▸ What is asked: Reproduce every line of the records below verbatim, omitting the pictures.

Element box records:

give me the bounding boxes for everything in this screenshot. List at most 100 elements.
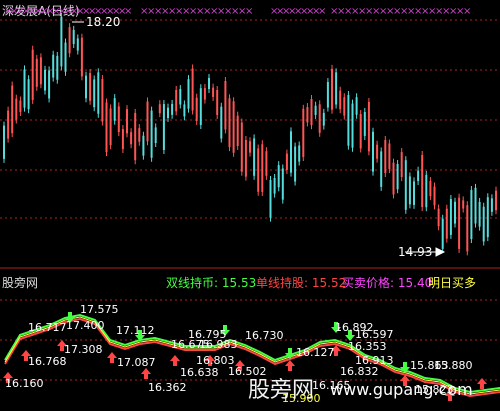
candle (97, 68, 100, 118)
candle (351, 99, 354, 152)
candle (384, 135, 387, 178)
candle (171, 99, 174, 119)
candle (23, 65, 26, 112)
legend-item-hold-cash: 双线持币: 15.53 (166, 276, 257, 290)
candle (105, 98, 108, 157)
candle (142, 131, 145, 160)
candle (462, 196, 465, 213)
value-label: 16.127 (296, 346, 335, 359)
candle (495, 186, 497, 215)
candle (339, 86, 342, 114)
legend-item-tomorrow-buy: 明日买多 (428, 276, 477, 290)
candle (322, 108, 325, 130)
candle (326, 78, 329, 112)
candle (363, 108, 366, 140)
candle (310, 94, 313, 130)
candle (343, 93, 346, 120)
candle (367, 97, 370, 156)
candle (236, 111, 239, 151)
candle (121, 125, 124, 154)
candle (392, 158, 395, 199)
candle (261, 140, 264, 196)
candle (314, 101, 317, 119)
watermark-logo: 股旁网 (248, 378, 315, 403)
candle (331, 64, 333, 114)
buy-arrow (107, 352, 117, 363)
candle (449, 195, 452, 239)
top-marker-row: ××××××××××××××××××××× ×××××××××××××××× ×××… (4, 6, 471, 17)
value-label: 17.575 (80, 303, 119, 316)
candle (76, 34, 79, 55)
candle (306, 103, 309, 127)
candle (470, 185, 473, 244)
candle (441, 214, 444, 253)
value-label: 16.160 (5, 377, 44, 390)
candle (138, 124, 141, 146)
candle (11, 81, 14, 138)
candle (404, 156, 407, 214)
candle (454, 197, 456, 228)
value-label: 16.730 (245, 329, 284, 342)
candle (216, 85, 219, 119)
top-grid (0, 19, 500, 219)
candle (15, 94, 18, 124)
value-label: 16.362 (148, 381, 187, 394)
candle (298, 141, 301, 166)
value-label: 17.087 (117, 356, 156, 369)
candle (478, 197, 481, 231)
candle (48, 66, 51, 103)
candle (265, 147, 268, 180)
candle (72, 25, 75, 48)
candle (253, 134, 256, 180)
candle (429, 177, 432, 201)
candle (19, 96, 22, 116)
candle (60, 12, 63, 71)
candle (232, 97, 235, 157)
candle (146, 97, 149, 146)
candle (167, 103, 169, 122)
candle (203, 84, 206, 104)
candle (359, 110, 362, 153)
candle (269, 176, 272, 222)
value-label: 17.400 (66, 319, 105, 332)
candle (281, 164, 284, 204)
candle (56, 51, 59, 84)
candle (64, 38, 67, 76)
candle (335, 68, 338, 109)
candle (400, 148, 403, 182)
candle (425, 170, 428, 212)
value-label: 16.638 (180, 366, 219, 379)
candle (257, 144, 260, 196)
candle (93, 75, 96, 112)
candle (85, 71, 87, 103)
candle (433, 182, 436, 210)
candle (318, 100, 321, 137)
candlestick-series (3, 12, 497, 256)
candle (380, 147, 383, 191)
candle (228, 94, 231, 152)
candle (273, 174, 276, 198)
candle (482, 202, 485, 246)
candle (490, 194, 493, 216)
candle (89, 68, 92, 105)
candle (474, 183, 477, 228)
marker-x: × (463, 6, 471, 17)
legend-item-trade-price: 买卖价格: 15.40 (342, 276, 433, 290)
marker-x: × (318, 6, 326, 17)
candle (183, 100, 186, 121)
candle (208, 73, 210, 94)
candle (52, 50, 55, 82)
indicator-title: 股旁网 (2, 276, 39, 290)
candle (109, 104, 112, 150)
value-label: 16.768 (28, 355, 67, 368)
buy-arrow (170, 355, 180, 366)
legend-item-hold-stock: 单线持股: 15.52 (256, 276, 347, 290)
candle (421, 151, 424, 211)
value-label: 16.832 (340, 365, 379, 378)
candle (240, 118, 243, 176)
candle (27, 75, 30, 114)
candle (408, 172, 411, 209)
candle (347, 90, 350, 150)
candle (244, 136, 247, 181)
value-label: 16.717 (28, 321, 67, 334)
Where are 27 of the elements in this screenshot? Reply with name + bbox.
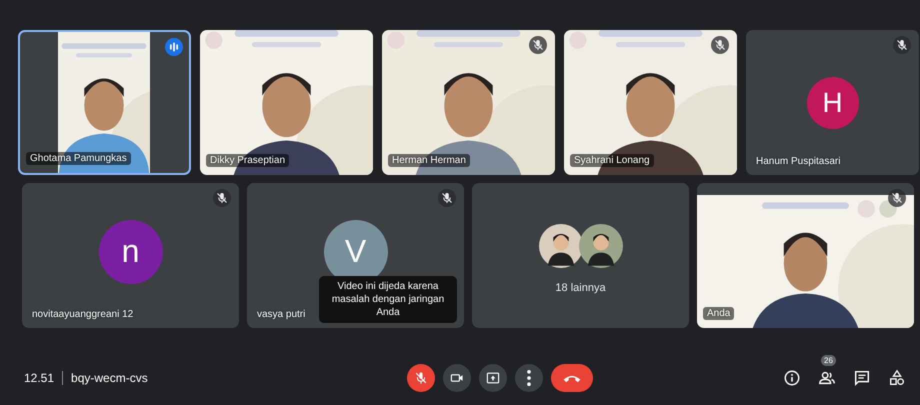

▸ Solution to the exercise:
give me the bounding boxes for everything in this screenshot. List at most 100 elements.
candle (97, 68, 100, 118)
candle (351, 99, 354, 152)
candle (384, 135, 387, 178)
candle (171, 99, 174, 119)
candle (23, 65, 26, 112)
legend-item-hold-cash: 双线持币: 15.53 (166, 276, 257, 290)
candle (105, 98, 108, 157)
candle (142, 131, 145, 160)
candle (462, 196, 465, 213)
value-label: 16.127 (296, 346, 335, 359)
candle (495, 186, 497, 215)
candle (339, 86, 342, 114)
legend-item-tomorrow-buy: 明日买多 (428, 276, 477, 290)
candle (322, 108, 325, 130)
candle (326, 78, 329, 112)
candle (363, 108, 366, 140)
candle (310, 94, 313, 130)
candle (343, 93, 346, 120)
candle (367, 97, 370, 156)
candle (236, 111, 239, 151)
candle (121, 125, 124, 154)
candle (392, 158, 395, 199)
candle (261, 140, 264, 196)
candle (314, 101, 317, 119)
watermark-logo: 股旁网 (248, 378, 315, 403)
candle (331, 64, 333, 114)
buy-arrow (107, 352, 117, 363)
candle (449, 195, 452, 239)
top-marker-row: ××××××××××××××××××××× ×××××××××××××××× ×××… (4, 6, 471, 17)
value-label: 17.575 (80, 303, 119, 316)
candle (76, 34, 79, 55)
candle (306, 103, 309, 127)
candle (470, 185, 473, 244)
candle (441, 214, 444, 253)
value-label: 16.160 (5, 377, 44, 390)
candle (138, 124, 141, 146)
candle (11, 81, 14, 138)
candle (404, 156, 407, 214)
candle (454, 197, 456, 228)
value-label: 16.730 (245, 329, 284, 342)
candle (216, 85, 219, 119)
top-grid (0, 19, 500, 219)
candle (15, 94, 18, 124)
value-label: 16.362 (148, 381, 187, 394)
candle (298, 141, 301, 166)
value-label: 17.087 (117, 356, 156, 369)
candle (478, 197, 481, 231)
candle (48, 66, 51, 103)
candle (265, 147, 268, 180)
candle (72, 25, 75, 48)
candle (253, 134, 256, 180)
candle (429, 177, 432, 201)
candle (19, 96, 22, 116)
candle (60, 12, 63, 71)
candle (232, 97, 235, 157)
candle (146, 97, 149, 146)
candle (167, 103, 169, 122)
candle (203, 84, 206, 104)
candle (359, 110, 362, 153)
candle (269, 176, 272, 222)
value-label: 17.400 (66, 319, 105, 332)
candle (281, 164, 284, 204)
candle (56, 51, 59, 84)
candle (64, 38, 67, 76)
candle (335, 68, 338, 109)
candle (400, 148, 403, 182)
candle (425, 170, 428, 212)
value-label: 16.638 (180, 366, 219, 379)
candle (257, 144, 260, 196)
candle (93, 75, 96, 112)
candle (85, 71, 87, 103)
candle (433, 182, 436, 210)
candle (318, 100, 321, 137)
candlestick-series (3, 12, 497, 256)
candle (380, 147, 383, 191)
candle (228, 94, 231, 152)
candle (273, 174, 276, 198)
candle (482, 202, 485, 246)
candle (490, 194, 493, 216)
candle (89, 68, 92, 105)
candle (474, 183, 477, 228)
marker-x: × (463, 6, 471, 17)
legend-item-trade-price: 买卖价格: 15.40 (342, 276, 433, 290)
marker-x: × (318, 6, 326, 17)
candle (183, 100, 186, 121)
candle (208, 73, 210, 94)
candle (52, 50, 55, 82)
indicator-title: 股旁网 (2, 276, 39, 290)
candle (109, 104, 112, 150)
value-label: 16.768 (28, 355, 67, 368)
buy-arrow (170, 355, 180, 366)
legend-item-hold-stock: 单线持股: 15.52 (256, 276, 347, 290)
candle (421, 151, 424, 211)
value-label: 16.832 (340, 365, 379, 378)
candle (240, 118, 243, 176)
candle (27, 75, 30, 114)
candle (408, 172, 411, 209)
candle (347, 90, 350, 150)
candle (244, 136, 247, 181)
value-label: 16.717 (28, 321, 67, 334)
Where are 27 of the elements in this screenshot? Reply with name + bbox.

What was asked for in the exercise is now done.